Start of Input
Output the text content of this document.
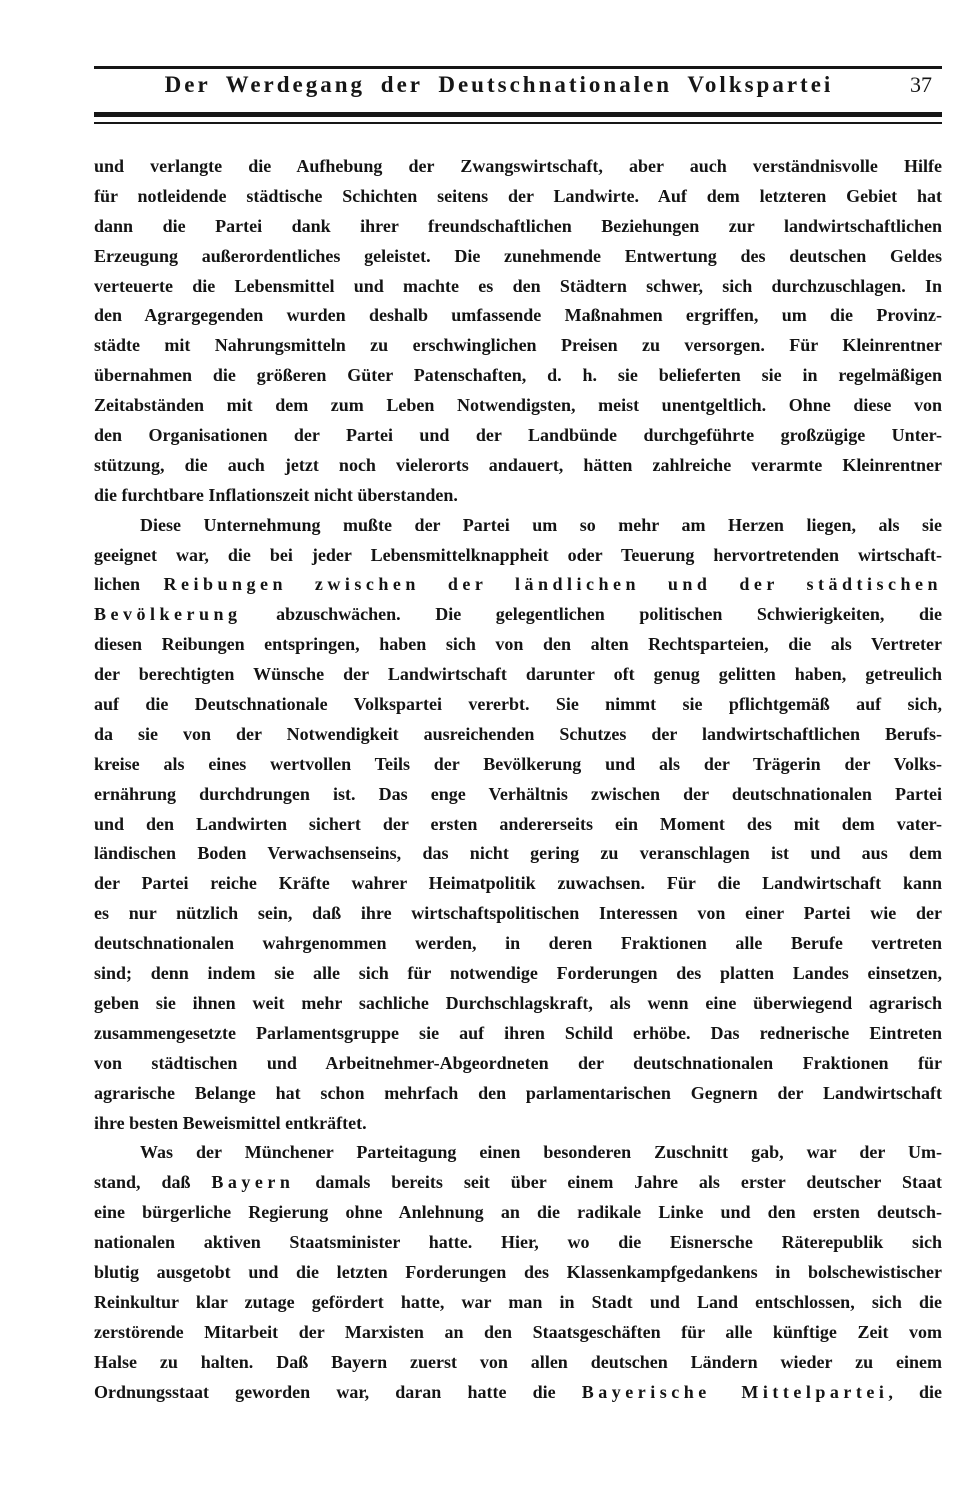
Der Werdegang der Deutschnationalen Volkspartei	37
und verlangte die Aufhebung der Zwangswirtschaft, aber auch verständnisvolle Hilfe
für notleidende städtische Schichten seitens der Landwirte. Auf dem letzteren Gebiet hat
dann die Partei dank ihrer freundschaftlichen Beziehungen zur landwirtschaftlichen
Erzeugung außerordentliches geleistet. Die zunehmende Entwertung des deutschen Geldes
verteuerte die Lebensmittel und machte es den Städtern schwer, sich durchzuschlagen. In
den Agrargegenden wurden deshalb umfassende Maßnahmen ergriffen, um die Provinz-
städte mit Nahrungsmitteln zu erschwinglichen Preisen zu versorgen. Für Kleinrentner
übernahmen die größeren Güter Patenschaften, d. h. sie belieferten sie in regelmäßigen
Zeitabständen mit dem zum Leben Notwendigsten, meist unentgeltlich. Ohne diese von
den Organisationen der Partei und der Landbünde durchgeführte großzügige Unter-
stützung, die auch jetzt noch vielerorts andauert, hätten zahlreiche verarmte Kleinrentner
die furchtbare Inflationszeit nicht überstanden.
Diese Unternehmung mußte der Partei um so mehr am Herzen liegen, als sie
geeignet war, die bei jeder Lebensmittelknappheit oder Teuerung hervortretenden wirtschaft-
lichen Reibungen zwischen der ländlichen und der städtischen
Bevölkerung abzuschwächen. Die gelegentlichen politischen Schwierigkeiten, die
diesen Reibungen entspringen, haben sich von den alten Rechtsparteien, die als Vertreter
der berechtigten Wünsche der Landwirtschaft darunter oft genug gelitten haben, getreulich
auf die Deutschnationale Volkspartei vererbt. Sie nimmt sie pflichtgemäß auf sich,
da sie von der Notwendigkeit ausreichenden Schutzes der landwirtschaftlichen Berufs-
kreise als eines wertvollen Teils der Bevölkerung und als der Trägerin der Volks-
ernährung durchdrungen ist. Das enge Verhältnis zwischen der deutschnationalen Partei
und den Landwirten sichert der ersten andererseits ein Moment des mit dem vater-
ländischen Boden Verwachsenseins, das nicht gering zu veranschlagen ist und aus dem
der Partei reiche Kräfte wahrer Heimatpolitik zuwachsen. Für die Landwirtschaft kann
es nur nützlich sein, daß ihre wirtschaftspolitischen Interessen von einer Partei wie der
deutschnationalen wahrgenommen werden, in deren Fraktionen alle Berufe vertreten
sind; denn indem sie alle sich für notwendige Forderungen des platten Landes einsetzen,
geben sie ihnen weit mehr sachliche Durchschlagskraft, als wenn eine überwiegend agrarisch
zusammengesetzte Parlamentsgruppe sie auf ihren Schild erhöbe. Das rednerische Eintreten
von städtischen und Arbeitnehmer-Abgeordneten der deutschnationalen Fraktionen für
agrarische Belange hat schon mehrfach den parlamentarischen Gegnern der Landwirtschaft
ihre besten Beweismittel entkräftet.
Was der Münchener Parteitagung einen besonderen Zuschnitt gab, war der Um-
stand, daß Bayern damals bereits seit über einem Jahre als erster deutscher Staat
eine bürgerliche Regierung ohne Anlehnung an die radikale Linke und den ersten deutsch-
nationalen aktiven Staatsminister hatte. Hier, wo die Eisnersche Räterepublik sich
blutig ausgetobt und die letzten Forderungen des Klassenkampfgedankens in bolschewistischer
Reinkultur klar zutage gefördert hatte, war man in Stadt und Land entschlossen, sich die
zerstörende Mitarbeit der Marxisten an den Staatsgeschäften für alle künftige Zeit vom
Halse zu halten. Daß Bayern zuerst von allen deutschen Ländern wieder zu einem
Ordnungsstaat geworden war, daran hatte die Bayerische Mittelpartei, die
End of Input
Start of Input
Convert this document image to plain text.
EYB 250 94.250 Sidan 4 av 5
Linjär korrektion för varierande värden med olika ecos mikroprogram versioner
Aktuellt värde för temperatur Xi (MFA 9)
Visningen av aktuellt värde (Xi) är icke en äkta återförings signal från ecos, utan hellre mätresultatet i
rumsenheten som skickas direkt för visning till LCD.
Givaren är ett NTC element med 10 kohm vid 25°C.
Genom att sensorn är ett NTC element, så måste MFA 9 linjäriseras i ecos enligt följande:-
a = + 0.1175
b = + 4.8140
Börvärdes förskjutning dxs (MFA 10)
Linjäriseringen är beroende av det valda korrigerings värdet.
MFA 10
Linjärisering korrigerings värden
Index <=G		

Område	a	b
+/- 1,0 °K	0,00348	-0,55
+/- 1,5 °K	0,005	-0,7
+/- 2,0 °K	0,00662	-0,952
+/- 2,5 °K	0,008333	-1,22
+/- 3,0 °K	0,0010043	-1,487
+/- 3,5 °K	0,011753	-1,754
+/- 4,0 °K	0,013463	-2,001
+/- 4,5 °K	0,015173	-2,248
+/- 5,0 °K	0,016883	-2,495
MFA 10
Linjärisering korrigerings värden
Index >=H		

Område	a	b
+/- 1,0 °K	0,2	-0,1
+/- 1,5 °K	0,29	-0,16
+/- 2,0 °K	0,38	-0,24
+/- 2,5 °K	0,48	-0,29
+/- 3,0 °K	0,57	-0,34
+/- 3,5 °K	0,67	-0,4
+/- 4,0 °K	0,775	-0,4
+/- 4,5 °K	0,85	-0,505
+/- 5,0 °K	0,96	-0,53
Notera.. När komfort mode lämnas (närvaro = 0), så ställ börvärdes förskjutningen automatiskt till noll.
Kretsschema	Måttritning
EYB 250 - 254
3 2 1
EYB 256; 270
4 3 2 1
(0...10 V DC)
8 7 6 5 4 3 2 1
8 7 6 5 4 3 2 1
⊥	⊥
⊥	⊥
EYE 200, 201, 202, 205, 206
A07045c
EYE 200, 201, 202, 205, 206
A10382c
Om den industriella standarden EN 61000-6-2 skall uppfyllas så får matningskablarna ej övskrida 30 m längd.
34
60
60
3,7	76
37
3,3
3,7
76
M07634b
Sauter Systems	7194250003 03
End of Input
**Work required:**
If a line of the entries contains the string "haben", it counts; report how many such lines there are, as a bare number.

**Response area:**
2